Share your dilemmas and get honest opinions from other Mumsnetters.

To feel like my life is wrong?

24 replies

Outofplacetoday · 03/04/2021 20:15

I'll try to explain this as eloquently as I can. I've had a nagging, gut feeling that there is something wrong in my life. Like I'm not doing what I should be.

Does anyone else feel this way?

I don't mean my children by the way, they're lovely and the one thing that is constant and happy.

But the rest I just don't know. I feel like my dh is not the right one for me anymore, I feel like my job isn't the right job I should be doing. I feel like I'm wasting my life not living upto what I could be.

I'm not sure if it's just the pandemic and feeling down or if I should take drastic action. Even then though there's no guarantee separating or changing career would actually settle this uncertainty I'm feeling.

If you've followed my ramblings this far, give yourself a hi5.

OP posts:
MumofPsuedoAdult · 03/04/2021 20:18

Could you be peri menopausal?

Outofplacetoday · 03/04/2021 20:20

Be unlikely I think, I'm 33 and periods are still like clockwork

OP posts:
ssd · 03/04/2021 20:23

I think we all feel out of step just now. I don't know anyone really happy.

oohmama · 03/04/2021 20:41

I feel exactly the same...

No advice but honestly, I really do understand!

THE DATA:
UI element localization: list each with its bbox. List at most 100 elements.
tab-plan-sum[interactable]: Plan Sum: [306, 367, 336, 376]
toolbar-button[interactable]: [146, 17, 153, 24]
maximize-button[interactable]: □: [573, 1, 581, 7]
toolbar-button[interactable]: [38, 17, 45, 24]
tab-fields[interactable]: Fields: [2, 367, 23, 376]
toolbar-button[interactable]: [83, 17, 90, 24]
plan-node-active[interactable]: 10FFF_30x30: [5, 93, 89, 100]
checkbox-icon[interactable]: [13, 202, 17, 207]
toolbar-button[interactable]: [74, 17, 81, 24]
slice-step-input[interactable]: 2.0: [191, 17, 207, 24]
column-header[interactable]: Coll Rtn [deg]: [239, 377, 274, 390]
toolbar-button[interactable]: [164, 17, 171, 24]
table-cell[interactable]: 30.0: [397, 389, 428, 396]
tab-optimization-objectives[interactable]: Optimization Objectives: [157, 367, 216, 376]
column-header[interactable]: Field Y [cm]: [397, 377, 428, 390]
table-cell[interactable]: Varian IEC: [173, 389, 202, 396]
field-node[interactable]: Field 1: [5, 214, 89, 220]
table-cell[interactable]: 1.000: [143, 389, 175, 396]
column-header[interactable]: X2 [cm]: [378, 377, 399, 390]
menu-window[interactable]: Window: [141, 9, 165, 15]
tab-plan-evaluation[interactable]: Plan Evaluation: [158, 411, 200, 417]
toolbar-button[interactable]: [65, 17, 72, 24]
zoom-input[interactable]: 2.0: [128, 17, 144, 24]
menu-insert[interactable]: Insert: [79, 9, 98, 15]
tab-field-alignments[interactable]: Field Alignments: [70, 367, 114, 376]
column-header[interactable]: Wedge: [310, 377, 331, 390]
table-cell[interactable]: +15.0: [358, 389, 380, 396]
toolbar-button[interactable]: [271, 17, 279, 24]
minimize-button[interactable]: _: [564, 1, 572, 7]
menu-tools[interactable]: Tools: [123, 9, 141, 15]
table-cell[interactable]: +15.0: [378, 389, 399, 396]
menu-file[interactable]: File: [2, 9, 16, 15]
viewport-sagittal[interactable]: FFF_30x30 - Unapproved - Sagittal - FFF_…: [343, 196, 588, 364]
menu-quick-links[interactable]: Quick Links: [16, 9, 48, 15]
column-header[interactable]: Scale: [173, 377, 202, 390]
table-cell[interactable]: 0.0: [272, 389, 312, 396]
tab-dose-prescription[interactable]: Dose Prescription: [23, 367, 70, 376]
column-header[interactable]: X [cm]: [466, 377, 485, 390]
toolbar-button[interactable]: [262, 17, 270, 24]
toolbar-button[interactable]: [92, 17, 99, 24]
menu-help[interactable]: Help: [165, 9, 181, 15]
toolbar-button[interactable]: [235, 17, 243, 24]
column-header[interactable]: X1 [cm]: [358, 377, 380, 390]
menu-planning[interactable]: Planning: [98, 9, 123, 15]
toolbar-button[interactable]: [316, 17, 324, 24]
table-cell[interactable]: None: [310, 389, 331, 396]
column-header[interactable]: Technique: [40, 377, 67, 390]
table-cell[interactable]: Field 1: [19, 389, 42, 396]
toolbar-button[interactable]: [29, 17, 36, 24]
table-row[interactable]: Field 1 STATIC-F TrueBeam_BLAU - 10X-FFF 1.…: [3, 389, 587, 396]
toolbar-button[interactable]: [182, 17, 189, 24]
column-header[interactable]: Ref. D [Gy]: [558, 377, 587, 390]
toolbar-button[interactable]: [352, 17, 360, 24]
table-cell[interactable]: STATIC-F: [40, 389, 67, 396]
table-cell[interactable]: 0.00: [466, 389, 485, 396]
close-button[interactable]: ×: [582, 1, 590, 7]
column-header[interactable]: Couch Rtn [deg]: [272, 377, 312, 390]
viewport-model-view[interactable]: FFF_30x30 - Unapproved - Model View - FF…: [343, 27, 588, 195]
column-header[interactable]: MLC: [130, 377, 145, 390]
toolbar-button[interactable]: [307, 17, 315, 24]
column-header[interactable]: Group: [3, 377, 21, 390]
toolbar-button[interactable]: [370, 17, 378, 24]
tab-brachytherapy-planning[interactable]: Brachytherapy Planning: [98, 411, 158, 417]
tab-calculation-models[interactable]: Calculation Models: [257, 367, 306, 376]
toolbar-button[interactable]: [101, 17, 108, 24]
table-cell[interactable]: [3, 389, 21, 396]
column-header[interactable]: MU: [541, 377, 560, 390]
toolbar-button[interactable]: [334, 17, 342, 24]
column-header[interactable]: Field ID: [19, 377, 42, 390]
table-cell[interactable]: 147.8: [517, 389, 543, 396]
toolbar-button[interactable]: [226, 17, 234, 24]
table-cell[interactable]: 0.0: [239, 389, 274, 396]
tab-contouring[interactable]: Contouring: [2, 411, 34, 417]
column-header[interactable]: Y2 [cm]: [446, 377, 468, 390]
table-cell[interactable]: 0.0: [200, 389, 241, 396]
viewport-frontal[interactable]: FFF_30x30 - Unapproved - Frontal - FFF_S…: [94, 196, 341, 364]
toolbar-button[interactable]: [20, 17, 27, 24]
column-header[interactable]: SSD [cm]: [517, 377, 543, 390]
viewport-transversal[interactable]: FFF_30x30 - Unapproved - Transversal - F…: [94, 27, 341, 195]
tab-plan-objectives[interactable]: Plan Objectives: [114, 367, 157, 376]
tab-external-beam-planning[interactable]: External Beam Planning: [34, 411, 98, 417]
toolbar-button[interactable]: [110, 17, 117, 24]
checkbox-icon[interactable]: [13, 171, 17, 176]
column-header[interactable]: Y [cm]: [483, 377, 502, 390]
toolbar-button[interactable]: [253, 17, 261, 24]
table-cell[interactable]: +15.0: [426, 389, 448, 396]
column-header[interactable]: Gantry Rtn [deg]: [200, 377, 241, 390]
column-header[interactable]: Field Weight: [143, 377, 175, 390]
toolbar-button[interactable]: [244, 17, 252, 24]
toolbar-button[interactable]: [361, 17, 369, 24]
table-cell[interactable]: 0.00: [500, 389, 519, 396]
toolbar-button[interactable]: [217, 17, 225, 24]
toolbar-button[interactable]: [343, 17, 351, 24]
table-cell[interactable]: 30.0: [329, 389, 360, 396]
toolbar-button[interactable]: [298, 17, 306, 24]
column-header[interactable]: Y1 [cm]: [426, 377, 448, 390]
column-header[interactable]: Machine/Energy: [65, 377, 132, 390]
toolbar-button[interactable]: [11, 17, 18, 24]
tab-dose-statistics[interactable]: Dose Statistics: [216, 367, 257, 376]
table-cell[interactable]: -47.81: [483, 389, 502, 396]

WORK TASK A:
Answer these questions about the Mumsnet thread:
(i) How old does the original poster say they are?
(ii) What question does MumofPsuedoAdult ask?
(iii) How many replies does the thread list?
WORK TASK B: Can you reproduce the Mumsnet thread word for word, starting at "Does anyone else" and ending at "yourself a hi5."?

ANSWER AREA A:
(i) 33
(ii) "Could you be peri menopausal?"
(iii) 24

ANSWER AREA B:
Does anyone else feel this way?

I don't mean my children by the way, they're lovely and the one thing that is constant and happy.

But the rest I just don't know. I feel like my dh is not the right one for me anymore, I feel like my job isn't the right job I should be doing. I feel like I'm wasting my life not living upto what I could be.

I'm not sure if it's just the pandemic and feeling down or if I should take drastic action. Even then though there's no guarantee separating or changing career would actually settle this uncertainty I'm feeling.

If you've followed my ramblings this far, give yourself a hi5.